# Time Machine et Freebox Delta accès impossible ?



## Christophe31 (24 Février 2019)

Bonjour,
Je suis sous Mojave 10.14.3, relié en ethernet à une Freebox Delta. Il m'est impossible d'utiliser le DD de la Freebox comme une sauvegarde Time Machine.

Quand je vais dans préférences Systèmes -> Time Machine -> Je vois bien le disque en question et si je veux m'y connecter, j' ai le message :
La connexion au serveur "Freebox Server" a échoué.
Le version du serveur auprès duquel vous essayez de vous connecter n'est pas prise en charge. Veuillez contacter votre administrateur système pour résoudre le problème.

Et celui là 

https://www.dropbox.com/s/5for4smg5ybfycb/Capture d’écran 2019-02-24 à 08.20.57.png?dl=0







Je préciser que sur la Freebox le partage Mac est activé
Que j'ai accès depuis mon mac au disque Time Machine en question en smb ou en ftp....

Une idée ?


----------



## phiphi74130 (26 Février 2019)

Même problème chez moi, mais bon je m'en fou un peu, je passe par ma tour sous openmediavault, la sa fonctionne nickel


----------



## Christophe31 (28 Février 2019)

Si un Modo peux fermer ce post il fait double avec celui-ci :
https://forums.macg.co/threads/freebox-delta-time-machine.1311100/#post-13391435
Merci


----------

* [TÂCHE 1]:
Reformulez sous forme de liste, en conservant ses faits principaux, le paragraphe du fil de discussion qui commence par « Quand je vais dans préférences Systèmes ».
Le texte et les enregistrements n'ont aucun lien entre eux.

Entrées annotées des éléments
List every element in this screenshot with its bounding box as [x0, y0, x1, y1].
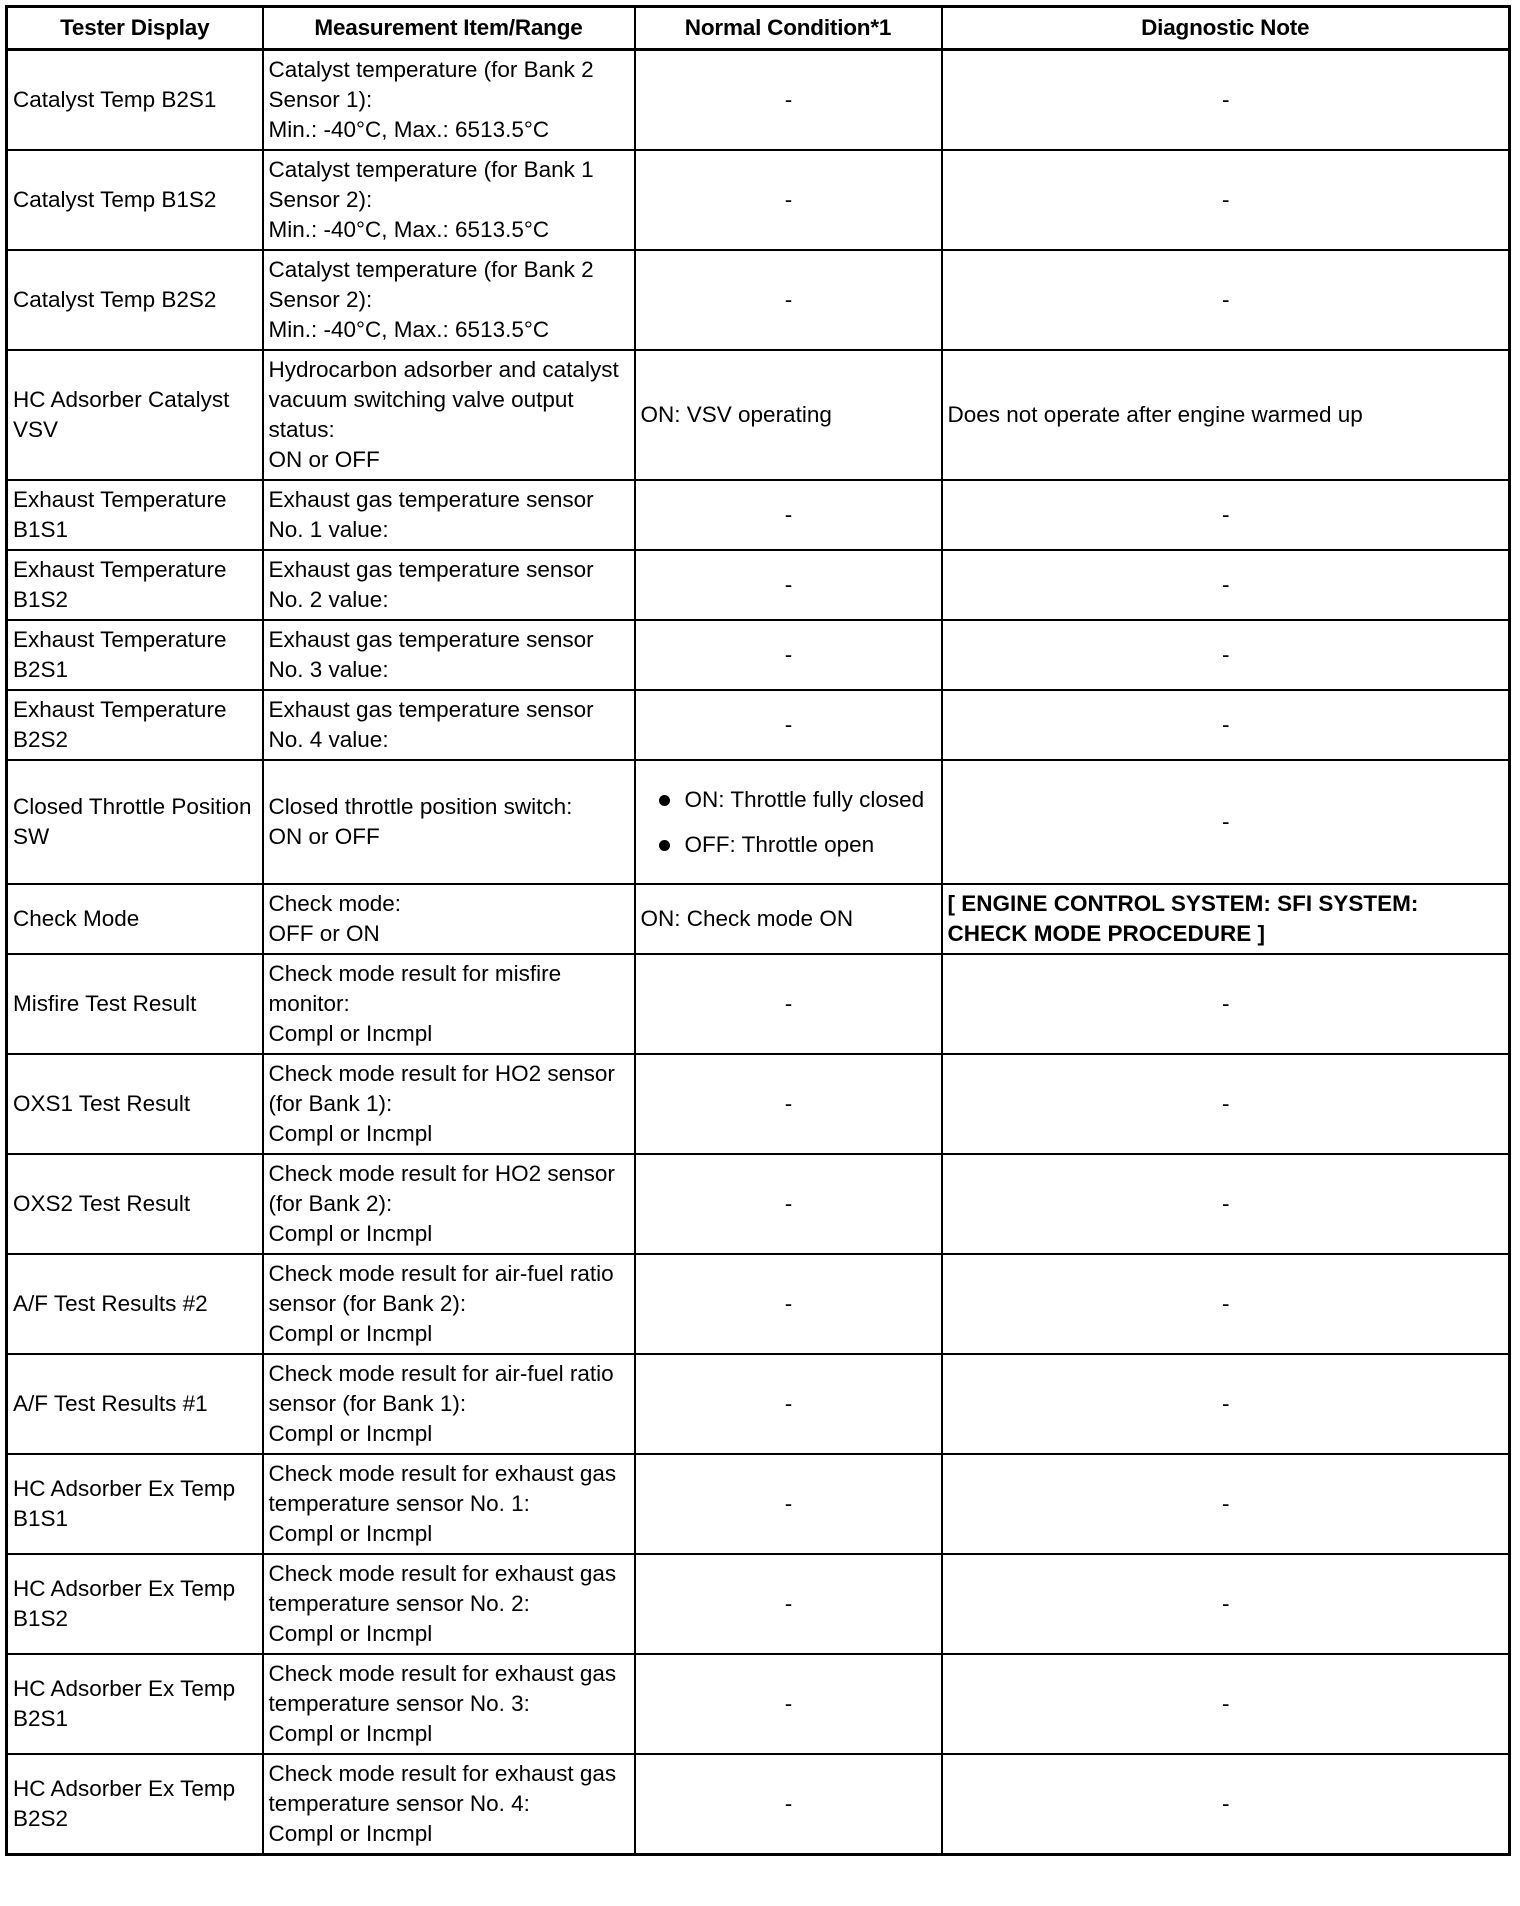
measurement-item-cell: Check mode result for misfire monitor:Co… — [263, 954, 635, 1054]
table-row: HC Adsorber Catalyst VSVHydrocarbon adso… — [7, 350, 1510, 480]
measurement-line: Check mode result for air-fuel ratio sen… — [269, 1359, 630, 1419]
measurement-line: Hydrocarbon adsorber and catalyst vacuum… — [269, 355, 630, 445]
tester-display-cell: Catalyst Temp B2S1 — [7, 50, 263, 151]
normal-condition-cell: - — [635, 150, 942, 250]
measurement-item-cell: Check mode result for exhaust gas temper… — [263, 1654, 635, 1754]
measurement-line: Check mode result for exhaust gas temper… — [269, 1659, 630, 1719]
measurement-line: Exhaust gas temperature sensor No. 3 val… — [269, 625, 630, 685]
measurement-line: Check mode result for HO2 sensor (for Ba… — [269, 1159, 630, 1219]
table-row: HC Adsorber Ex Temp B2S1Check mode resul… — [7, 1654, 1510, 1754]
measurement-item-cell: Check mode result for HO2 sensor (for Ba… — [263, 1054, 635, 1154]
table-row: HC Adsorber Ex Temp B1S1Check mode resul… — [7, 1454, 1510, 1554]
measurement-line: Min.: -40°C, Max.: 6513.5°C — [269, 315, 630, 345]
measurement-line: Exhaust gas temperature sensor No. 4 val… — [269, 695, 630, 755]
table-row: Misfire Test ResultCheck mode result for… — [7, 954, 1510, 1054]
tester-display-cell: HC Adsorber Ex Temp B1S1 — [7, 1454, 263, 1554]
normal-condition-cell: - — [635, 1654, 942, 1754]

* [TÂCHE 2]:
Recopiez à l'identique les lignes des enregistrements situées entre celle qui contient « measurement-item-cell: Check mode result for misfire » et celle qui contient « measurement-line: Hydrocarbon adsorber », ces deux lignes comprises.

* [RÉPONSE FINALE 1]:
- Dans préférences Systèmes puis Time Machine, le disque de la Freebox apparaît bien.
- La tentative de connexion à ce disque produit le message : « La connexion au serveur "Freebox Server" a échoué. »
- Le message précise que la version du serveur n'est pas prise en charge et invite à contacter l'administrateur système.

* [RÉPONSE FINALE 2]:
measurement-item-cell: Check mode result for misfire monitor:Co… — [263, 954, 635, 1054]
table-row: HC Adsorber Catalyst VSVHydrocarbon adso… — [7, 350, 1510, 480]
measurement-line: Check mode result for air-fuel ratio sen… — [269, 1359, 630, 1419]
measurement-line: Hydrocarbon adsorber and catalyst vacuum… — [269, 355, 630, 445]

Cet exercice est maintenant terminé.